=== Directions ===
Give the lines as a numbered list, skipping any blank lines, starting with the line that contains "676, 287, 693]" and going on through the line that contains "1171, 480, 1187]".

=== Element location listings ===
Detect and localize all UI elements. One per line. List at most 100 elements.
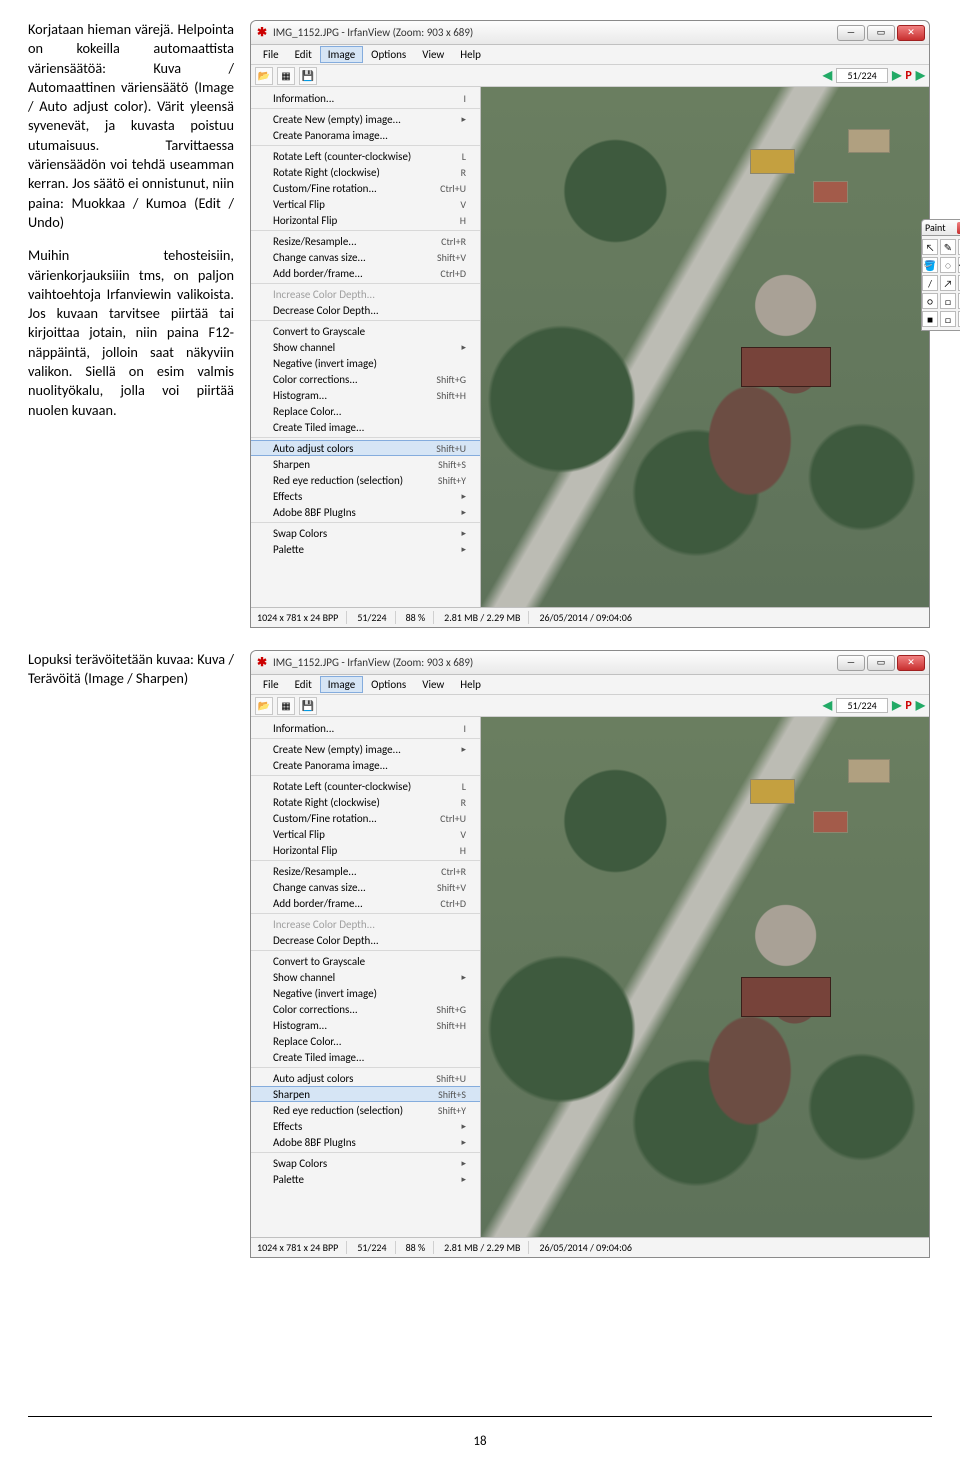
menu-file[interactable]: File	[255, 676, 287, 693]
menu-item[interactable]: Effects	[251, 1118, 480, 1134]
close-button[interactable]: ✕	[897, 655, 925, 671]
menu-options[interactable]: Options	[363, 676, 414, 693]
menu-help[interactable]: Help	[452, 676, 489, 693]
menu-item[interactable]: Histogram...Shift+H	[251, 387, 480, 403]
menu-item[interactable]: Replace Color...	[251, 1033, 480, 1049]
image-menu-dropdown[interactable]: Information...I Create New (empty) image.…	[251, 717, 481, 1237]
save-icon[interactable]: 💾	[299, 697, 317, 715]
next-arrow-2-icon[interactable]: ▶	[916, 698, 925, 713]
menu-item[interactable]: Create Tiled image...	[251, 1049, 480, 1065]
close-button[interactable]: ✕	[897, 25, 925, 41]
menu-item[interactable]: SharpenShift+S	[251, 456, 480, 472]
next-arrow-2-icon[interactable]: ▶	[916, 68, 925, 83]
open-icon[interactable]: 📂	[255, 697, 273, 715]
paint-tool[interactable]: ✎	[940, 239, 956, 255]
menu-item[interactable]: Histogram...Shift+H	[251, 1017, 480, 1033]
menu-item[interactable]: Palette	[251, 1171, 480, 1187]
prev-arrow-icon[interactable]: ◀	[823, 698, 832, 713]
menu-item[interactable]: Negative (invert image)	[251, 985, 480, 1001]
menu-image[interactable]: Image	[320, 676, 363, 693]
menu-item[interactable]: Vertical FlipV	[251, 196, 480, 212]
menu-item[interactable]: Decrease Color Depth...	[251, 932, 480, 948]
menu-item[interactable]: Swap Colors	[251, 525, 480, 541]
menu-item[interactable]: Custom/Fine rotation...Ctrl+U	[251, 810, 480, 826]
menu-item[interactable]: Change canvas size...Shift+V	[251, 249, 480, 265]
menu-file[interactable]: File	[255, 46, 287, 63]
next-arrow-icon[interactable]: ▶	[892, 68, 901, 83]
menu-item[interactable]: Create New (empty) image...	[251, 111, 480, 127]
image-canvas[interactable]	[481, 87, 929, 607]
menu-item[interactable]: Palette	[251, 541, 480, 557]
menu-view[interactable]: View	[414, 46, 452, 63]
menu-item[interactable]: Horizontal FlipH	[251, 212, 480, 228]
paint-tool[interactable]: □	[940, 311, 956, 327]
menubar[interactable]: FileEditImageOptionsViewHelp	[251, 45, 929, 65]
menu-edit[interactable]: Edit	[287, 676, 320, 693]
menu-item[interactable]: Rotate Left (counter-clockwise)L	[251, 148, 480, 164]
menu-item[interactable]: Show channel	[251, 339, 480, 355]
paint-tool[interactable]: ■	[922, 311, 938, 327]
menu-item[interactable]: Add border/frame...Ctrl+D	[251, 265, 480, 281]
prev-arrow-icon[interactable]: ◀	[823, 68, 832, 83]
menu-item[interactable]: Change canvas size...Shift+V	[251, 879, 480, 895]
menu-item[interactable]: Create New (empty) image...	[251, 741, 480, 757]
maximize-button[interactable]: ▭	[867, 25, 895, 41]
paint-tool[interactable]: ○	[922, 293, 938, 309]
menu-item[interactable]: Horizontal FlipH	[251, 842, 480, 858]
menu-help[interactable]: Help	[452, 46, 489, 63]
menu-item[interactable]: Rotate Left (counter-clockwise)L	[251, 778, 480, 794]
menu-item[interactable]: Swap Colors	[251, 1155, 480, 1171]
menu-item[interactable]: Adobe 8BF PlugIns	[251, 1134, 480, 1150]
menu-item[interactable]: Negative (invert image)	[251, 355, 480, 371]
menu-item[interactable]: Red eye reduction (selection)Shift+Y	[251, 1102, 480, 1118]
p-icon[interactable]: P	[905, 699, 911, 713]
paint-palette[interactable]: Paint ✕ ↖✎A🪣◌⌫/↗|○□⬚■□⇄	[921, 219, 960, 331]
menu-item[interactable]: Replace Color...	[251, 403, 480, 419]
menu-item[interactable]: Color corrections...Shift+G	[251, 1001, 480, 1017]
open-icon[interactable]: 📂	[255, 67, 273, 85]
menu-item[interactable]: Auto adjust colorsShift+U	[251, 440, 480, 456]
save-icon[interactable]: 💾	[299, 67, 317, 85]
menu-item[interactable]: Add border/frame...Ctrl+D	[251, 895, 480, 911]
menu-item[interactable]: Create Tiled image...	[251, 419, 480, 435]
next-arrow-icon[interactable]: ▶	[892, 698, 901, 713]
menu-item[interactable]: Resize/Resample...Ctrl+R	[251, 233, 480, 249]
paint-tool[interactable]: 🪣	[922, 257, 938, 273]
menu-item[interactable]: Resize/Resample...Ctrl+R	[251, 863, 480, 879]
menu-item[interactable]: Custom/Fine rotation...Ctrl+U	[251, 180, 480, 196]
menu-item[interactable]: Information...I	[251, 90, 480, 106]
menu-item[interactable]: Adobe 8BF PlugIns	[251, 504, 480, 520]
menu-item[interactable]: SharpenShift+S	[251, 1086, 480, 1102]
menu-view[interactable]: View	[414, 676, 452, 693]
slideshow-icon[interactable]: ▦	[277, 67, 295, 85]
menu-options[interactable]: Options	[363, 46, 414, 63]
minimize-button[interactable]: —	[837, 655, 865, 671]
menu-image[interactable]: Image	[320, 46, 363, 63]
menu-item[interactable]: Decrease Color Depth...	[251, 302, 480, 318]
menu-item[interactable]: Rotate Right (clockwise)R	[251, 794, 480, 810]
menu-item[interactable]: Rotate Right (clockwise)R	[251, 164, 480, 180]
menubar[interactable]: FileEditImageOptionsViewHelp	[251, 675, 929, 695]
minimize-button[interactable]: —	[837, 25, 865, 41]
menu-item[interactable]: Create Panorama image...	[251, 127, 480, 143]
menu-item[interactable]: Vertical FlipV	[251, 826, 480, 842]
menu-item[interactable]: Effects	[251, 488, 480, 504]
paint-tool[interactable]: ↗	[940, 275, 956, 291]
menu-item[interactable]: Color corrections...Shift+G	[251, 371, 480, 387]
image-canvas[interactable]	[481, 717, 929, 1237]
menu-item[interactable]: Red eye reduction (selection)Shift+Y	[251, 472, 480, 488]
paint-tool[interactable]: □	[940, 293, 956, 309]
menu-item[interactable]: Information...I	[251, 720, 480, 736]
maximize-button[interactable]: ▭	[867, 655, 895, 671]
p-icon[interactable]: P	[905, 69, 911, 83]
menu-item[interactable]: Show channel	[251, 969, 480, 985]
menu-item[interactable]: Create Panorama image...	[251, 757, 480, 773]
paint-tool[interactable]: ↖	[922, 239, 938, 255]
image-menu-dropdown[interactable]: Information...I Create New (empty) image.…	[251, 87, 481, 607]
menu-item[interactable]: Convert to Grayscale	[251, 323, 480, 339]
slideshow-icon[interactable]: ▦	[277, 697, 295, 715]
paint-tool[interactable]: ◌	[940, 257, 956, 273]
menu-edit[interactable]: Edit	[287, 46, 320, 63]
menu-item[interactable]: Auto adjust colorsShift+U	[251, 1070, 480, 1086]
paint-tool[interactable]: /	[922, 275, 938, 291]
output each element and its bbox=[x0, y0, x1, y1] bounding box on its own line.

=== Full output ===
1. menu-file[interactable]: File	[255, 676, 287, 693]
2. menu-item[interactable]: Effects	[251, 1118, 480, 1134]
3. close-button[interactable]: ✕	[897, 655, 925, 671]
4. menu-options[interactable]: Options	[363, 676, 414, 693]
5. menu-help[interactable]: Help	[452, 676, 489, 693]
6. menu-item[interactable]: Histogram...Shift+H	[251, 387, 480, 403]
7. menu-item[interactable]: Replace Color...	[251, 1033, 480, 1049]
8. image-menu-dropdown[interactable]: Information...I Create New (empty) image.…	[251, 717, 481, 1237]
9. save-icon[interactable]: 💾	[299, 697, 317, 715]
10. next-arrow-2-icon[interactable]: ▶	[916, 698, 925, 713]
11. menu-item[interactable]: Create Tiled image...	[251, 1049, 480, 1065]
12. close-button[interactable]: ✕	[897, 25, 925, 41]
13. menu-item[interactable]: SharpenShift+S	[251, 456, 480, 472]
14. next-arrow-2-icon[interactable]: ▶	[916, 68, 925, 83]
15. open-icon[interactable]: 📂	[255, 697, 273, 715]
16. paint-tool[interactable]: ✎	[940, 239, 956, 255]
17. menu-item[interactable]: Histogram...Shift+H	[251, 1017, 480, 1033]
18. menu-item[interactable]: Palette	[251, 1171, 480, 1187]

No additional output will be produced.